Using the records that follow, copy every line containing the word "Abderrahime".

— start MATERIAL TO PROCESS —

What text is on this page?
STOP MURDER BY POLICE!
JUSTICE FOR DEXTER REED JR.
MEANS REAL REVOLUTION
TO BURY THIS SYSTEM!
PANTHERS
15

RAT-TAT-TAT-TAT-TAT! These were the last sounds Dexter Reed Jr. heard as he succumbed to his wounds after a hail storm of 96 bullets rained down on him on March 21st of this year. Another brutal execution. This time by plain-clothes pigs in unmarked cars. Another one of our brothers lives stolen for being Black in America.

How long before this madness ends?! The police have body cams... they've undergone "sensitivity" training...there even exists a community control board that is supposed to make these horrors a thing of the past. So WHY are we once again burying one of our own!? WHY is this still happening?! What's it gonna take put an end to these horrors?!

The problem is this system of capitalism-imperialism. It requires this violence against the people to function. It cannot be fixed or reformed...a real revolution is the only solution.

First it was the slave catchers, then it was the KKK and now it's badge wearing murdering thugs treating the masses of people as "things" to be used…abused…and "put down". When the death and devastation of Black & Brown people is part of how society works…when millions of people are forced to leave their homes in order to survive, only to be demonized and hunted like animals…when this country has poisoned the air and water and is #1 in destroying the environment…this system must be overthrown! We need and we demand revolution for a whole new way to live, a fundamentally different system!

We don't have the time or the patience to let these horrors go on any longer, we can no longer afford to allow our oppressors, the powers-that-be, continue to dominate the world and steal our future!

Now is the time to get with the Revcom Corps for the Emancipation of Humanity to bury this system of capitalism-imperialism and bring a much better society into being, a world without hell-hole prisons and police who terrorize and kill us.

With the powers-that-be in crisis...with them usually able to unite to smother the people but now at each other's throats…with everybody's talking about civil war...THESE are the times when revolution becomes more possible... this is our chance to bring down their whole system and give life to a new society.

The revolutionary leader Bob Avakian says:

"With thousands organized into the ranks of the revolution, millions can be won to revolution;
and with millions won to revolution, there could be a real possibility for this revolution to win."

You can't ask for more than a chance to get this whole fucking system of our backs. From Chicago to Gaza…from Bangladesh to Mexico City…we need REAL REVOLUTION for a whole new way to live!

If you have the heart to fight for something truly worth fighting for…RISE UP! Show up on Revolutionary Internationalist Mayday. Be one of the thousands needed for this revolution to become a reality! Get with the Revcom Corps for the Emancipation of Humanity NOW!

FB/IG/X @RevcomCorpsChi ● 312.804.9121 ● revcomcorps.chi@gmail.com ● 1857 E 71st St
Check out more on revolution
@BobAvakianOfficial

— end MATERIAL TO PROCESS —
— start MATERIAL TO PROCESS —

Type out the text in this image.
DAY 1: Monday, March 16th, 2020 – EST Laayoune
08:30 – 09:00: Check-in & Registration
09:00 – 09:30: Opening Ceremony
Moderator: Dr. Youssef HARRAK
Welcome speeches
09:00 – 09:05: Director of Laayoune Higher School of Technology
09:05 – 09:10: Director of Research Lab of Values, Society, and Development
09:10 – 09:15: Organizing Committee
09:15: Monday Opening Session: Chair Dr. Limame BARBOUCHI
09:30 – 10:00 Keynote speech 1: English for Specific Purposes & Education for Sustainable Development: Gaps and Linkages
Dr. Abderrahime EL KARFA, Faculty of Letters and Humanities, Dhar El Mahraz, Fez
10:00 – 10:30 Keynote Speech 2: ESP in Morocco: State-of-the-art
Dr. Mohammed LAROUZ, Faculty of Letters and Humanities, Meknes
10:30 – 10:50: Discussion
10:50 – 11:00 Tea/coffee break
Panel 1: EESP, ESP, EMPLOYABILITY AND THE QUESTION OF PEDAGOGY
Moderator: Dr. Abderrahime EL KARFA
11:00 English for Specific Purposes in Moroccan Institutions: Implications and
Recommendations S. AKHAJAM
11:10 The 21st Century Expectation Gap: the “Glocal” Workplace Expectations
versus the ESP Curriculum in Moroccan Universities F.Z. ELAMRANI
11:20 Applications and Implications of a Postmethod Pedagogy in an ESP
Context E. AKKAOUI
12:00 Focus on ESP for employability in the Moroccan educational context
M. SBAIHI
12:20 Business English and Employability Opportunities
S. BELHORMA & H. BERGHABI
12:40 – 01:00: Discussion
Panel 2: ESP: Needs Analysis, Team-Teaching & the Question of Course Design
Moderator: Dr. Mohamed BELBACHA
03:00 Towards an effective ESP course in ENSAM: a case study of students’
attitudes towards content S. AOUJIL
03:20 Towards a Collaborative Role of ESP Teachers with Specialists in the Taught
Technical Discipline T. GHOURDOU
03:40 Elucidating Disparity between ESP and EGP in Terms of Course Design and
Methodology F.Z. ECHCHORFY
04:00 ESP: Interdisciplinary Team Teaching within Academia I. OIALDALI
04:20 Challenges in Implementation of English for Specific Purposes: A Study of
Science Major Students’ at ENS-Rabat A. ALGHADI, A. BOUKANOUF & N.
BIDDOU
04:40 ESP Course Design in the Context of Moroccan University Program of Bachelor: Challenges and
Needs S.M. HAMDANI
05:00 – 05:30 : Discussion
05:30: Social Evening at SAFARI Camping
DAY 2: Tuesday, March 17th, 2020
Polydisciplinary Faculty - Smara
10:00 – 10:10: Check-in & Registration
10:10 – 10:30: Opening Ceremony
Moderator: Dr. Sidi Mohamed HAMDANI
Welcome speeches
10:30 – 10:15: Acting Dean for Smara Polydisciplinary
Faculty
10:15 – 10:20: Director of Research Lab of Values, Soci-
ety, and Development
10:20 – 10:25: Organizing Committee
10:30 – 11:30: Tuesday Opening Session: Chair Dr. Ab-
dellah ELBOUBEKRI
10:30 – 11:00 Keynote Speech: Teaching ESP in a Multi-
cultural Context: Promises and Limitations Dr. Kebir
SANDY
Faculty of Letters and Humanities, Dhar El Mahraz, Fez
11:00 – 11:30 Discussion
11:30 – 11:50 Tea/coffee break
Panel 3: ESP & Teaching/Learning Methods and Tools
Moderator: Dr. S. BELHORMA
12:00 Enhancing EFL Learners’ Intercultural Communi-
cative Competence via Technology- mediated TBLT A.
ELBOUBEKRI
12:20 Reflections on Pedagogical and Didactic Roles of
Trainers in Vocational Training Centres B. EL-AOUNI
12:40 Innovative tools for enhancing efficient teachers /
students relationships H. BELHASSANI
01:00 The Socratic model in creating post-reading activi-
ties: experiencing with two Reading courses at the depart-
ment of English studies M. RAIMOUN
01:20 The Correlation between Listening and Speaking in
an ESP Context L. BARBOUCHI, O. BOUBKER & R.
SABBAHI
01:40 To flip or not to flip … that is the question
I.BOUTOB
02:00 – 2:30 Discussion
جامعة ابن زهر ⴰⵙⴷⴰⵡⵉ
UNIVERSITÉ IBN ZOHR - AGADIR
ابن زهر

— end MATERIAL TO PROCESS —

**CORRECT ANSWER**
Dr. Abderrahime EL KARFA, Faculty of Letters and Humanities, Dhar El Mahraz, Fez
Moderator: Dr. Abderrahime EL KARFA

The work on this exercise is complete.